Consegna
Rispondi alle domande sull'intervista che segue.
(a) Per quali aspetti tutte le Contrade sono uguali?
(b) A che cosa è condannato chi non ha il coraggio di ridere delle proprie disgrazie?
(c) Per quale contrada sono state scritte le commedie?

Brano riportato
*****

Secondo lei tutte le Contrade sono uguali od ognuna ha un “carattere” proprio?
«Tutte le Contrade sono uguali per importanza e dignità. Ma sono tutte diverse per le loro caratteristiche e per il loro temperamento. Questo dipende dalla loro condizione momentanea e dalla loro storia. Il carattere di una Contrada è la somma dei caratteri dei suoi contradaioli. Che chiaramente cambia con il passare del tempo e degli eventi».

Nella vita di tutti i giorni possiamo scherzare su tutto o ci sono dei limiti?
«Io penso che chi non ha il coraggio di ridere delle proprie disgrazie sia condannato ad essere un disgraziato. È difficile ma bisogna provarci».

Ha scritto sia operette goliardiche che commedie per l’Aquila, la sua contrada. Dove sta la differenza fra queste esperienze diverse?

*****

[Voci sui confini degli elementi]
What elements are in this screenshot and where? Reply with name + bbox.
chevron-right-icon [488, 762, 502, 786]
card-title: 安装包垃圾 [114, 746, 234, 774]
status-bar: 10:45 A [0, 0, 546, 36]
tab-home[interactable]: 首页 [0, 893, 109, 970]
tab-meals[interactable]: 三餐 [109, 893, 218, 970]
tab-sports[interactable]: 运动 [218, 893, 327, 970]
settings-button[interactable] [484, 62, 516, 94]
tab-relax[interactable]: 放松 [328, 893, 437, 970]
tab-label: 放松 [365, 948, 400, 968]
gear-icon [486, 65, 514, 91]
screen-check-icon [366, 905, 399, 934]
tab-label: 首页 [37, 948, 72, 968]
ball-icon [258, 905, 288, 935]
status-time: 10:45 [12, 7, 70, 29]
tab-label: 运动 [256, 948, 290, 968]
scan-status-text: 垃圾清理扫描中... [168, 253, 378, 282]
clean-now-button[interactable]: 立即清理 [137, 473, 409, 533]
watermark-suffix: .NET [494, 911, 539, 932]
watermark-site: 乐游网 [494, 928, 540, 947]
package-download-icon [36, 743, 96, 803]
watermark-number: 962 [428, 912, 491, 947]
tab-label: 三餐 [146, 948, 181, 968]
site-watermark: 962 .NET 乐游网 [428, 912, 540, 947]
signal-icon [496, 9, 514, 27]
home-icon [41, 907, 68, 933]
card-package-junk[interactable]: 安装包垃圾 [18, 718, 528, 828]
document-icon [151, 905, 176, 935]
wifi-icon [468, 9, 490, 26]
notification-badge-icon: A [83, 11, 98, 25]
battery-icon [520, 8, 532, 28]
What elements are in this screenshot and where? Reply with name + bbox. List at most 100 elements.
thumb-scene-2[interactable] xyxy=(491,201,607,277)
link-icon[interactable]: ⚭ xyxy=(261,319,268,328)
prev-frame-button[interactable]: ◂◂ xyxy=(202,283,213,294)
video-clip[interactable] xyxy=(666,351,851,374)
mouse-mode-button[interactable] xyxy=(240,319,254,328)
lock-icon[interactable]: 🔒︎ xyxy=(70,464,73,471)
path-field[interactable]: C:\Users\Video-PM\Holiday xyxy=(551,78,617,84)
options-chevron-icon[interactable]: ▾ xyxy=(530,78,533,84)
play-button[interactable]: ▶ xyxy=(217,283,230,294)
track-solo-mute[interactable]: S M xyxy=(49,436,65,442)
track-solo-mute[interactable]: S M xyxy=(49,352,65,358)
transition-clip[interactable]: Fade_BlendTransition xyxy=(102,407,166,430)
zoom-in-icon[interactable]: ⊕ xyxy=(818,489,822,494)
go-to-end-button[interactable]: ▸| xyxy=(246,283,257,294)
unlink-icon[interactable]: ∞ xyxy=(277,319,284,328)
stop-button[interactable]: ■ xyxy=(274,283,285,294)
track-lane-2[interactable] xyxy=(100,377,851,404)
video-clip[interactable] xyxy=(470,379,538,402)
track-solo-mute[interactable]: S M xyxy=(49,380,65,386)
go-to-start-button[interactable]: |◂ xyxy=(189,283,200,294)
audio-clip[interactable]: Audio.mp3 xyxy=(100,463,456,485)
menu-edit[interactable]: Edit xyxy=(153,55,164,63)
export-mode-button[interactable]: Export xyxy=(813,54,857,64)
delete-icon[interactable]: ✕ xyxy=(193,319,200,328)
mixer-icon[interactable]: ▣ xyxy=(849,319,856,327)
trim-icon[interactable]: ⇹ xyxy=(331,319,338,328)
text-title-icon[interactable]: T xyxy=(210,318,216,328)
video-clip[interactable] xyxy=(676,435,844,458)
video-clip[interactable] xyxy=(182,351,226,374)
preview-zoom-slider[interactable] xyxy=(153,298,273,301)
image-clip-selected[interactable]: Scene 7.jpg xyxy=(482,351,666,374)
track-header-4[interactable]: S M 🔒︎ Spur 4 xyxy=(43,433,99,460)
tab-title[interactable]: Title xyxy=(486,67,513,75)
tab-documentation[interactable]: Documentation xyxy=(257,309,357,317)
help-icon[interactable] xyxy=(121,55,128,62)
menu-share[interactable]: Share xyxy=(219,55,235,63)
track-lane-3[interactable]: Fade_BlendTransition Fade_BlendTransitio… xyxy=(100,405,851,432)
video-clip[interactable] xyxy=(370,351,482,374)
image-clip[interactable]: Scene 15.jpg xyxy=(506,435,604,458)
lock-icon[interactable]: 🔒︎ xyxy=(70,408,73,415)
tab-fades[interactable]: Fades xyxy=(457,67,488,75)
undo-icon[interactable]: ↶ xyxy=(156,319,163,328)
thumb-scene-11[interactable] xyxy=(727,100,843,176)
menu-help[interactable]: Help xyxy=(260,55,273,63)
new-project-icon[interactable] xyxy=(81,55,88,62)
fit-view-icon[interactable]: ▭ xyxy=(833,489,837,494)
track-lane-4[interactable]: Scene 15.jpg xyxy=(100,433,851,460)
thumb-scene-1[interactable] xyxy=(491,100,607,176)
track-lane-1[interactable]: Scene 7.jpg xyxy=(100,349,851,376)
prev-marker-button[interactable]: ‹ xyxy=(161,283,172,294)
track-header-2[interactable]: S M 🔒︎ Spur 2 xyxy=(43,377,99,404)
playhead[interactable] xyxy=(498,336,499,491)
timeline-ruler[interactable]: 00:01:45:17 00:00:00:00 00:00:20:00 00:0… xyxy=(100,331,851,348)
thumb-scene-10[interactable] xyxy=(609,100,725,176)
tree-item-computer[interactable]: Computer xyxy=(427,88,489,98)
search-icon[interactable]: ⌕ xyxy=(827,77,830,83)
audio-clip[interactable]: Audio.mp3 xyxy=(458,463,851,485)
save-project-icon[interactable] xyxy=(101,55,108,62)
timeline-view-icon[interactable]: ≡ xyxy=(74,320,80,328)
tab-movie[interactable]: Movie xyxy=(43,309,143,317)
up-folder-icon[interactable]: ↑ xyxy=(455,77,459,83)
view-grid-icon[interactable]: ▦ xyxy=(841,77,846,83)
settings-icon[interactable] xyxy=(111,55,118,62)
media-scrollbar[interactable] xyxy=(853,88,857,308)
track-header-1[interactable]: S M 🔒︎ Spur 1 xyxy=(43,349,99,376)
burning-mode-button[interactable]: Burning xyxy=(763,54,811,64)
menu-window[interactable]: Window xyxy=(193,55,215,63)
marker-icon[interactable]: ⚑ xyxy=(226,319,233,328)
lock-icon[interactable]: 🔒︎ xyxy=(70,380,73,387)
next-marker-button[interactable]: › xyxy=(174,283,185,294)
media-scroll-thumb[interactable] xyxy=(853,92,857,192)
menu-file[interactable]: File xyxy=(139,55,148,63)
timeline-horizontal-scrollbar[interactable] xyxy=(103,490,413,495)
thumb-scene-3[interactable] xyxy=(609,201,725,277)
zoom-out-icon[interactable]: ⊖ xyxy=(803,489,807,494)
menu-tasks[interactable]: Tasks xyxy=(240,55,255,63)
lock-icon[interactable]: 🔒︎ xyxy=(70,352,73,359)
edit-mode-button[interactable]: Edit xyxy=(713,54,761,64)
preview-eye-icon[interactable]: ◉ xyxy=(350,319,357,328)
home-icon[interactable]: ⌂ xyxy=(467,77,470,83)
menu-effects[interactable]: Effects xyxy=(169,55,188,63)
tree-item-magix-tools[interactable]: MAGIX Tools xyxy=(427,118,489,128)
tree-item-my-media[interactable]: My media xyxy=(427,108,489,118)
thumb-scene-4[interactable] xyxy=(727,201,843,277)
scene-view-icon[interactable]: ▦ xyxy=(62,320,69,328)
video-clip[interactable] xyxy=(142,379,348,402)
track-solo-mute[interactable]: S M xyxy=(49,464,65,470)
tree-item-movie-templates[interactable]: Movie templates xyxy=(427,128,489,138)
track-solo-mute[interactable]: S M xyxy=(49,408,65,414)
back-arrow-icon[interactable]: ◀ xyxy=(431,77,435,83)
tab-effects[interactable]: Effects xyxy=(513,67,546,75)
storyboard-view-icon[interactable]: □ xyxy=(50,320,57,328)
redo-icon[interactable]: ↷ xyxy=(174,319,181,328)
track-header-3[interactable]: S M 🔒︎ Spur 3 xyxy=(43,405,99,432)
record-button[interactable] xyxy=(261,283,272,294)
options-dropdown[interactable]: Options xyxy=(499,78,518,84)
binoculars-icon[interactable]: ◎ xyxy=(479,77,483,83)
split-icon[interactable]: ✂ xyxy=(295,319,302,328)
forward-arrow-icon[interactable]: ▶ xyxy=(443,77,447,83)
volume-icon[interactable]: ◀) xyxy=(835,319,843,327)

*****

Risposta scritta
(a) Per importanza e dignità.
(b) Ad essere un disgraziato.
(c) Per l'Aquila.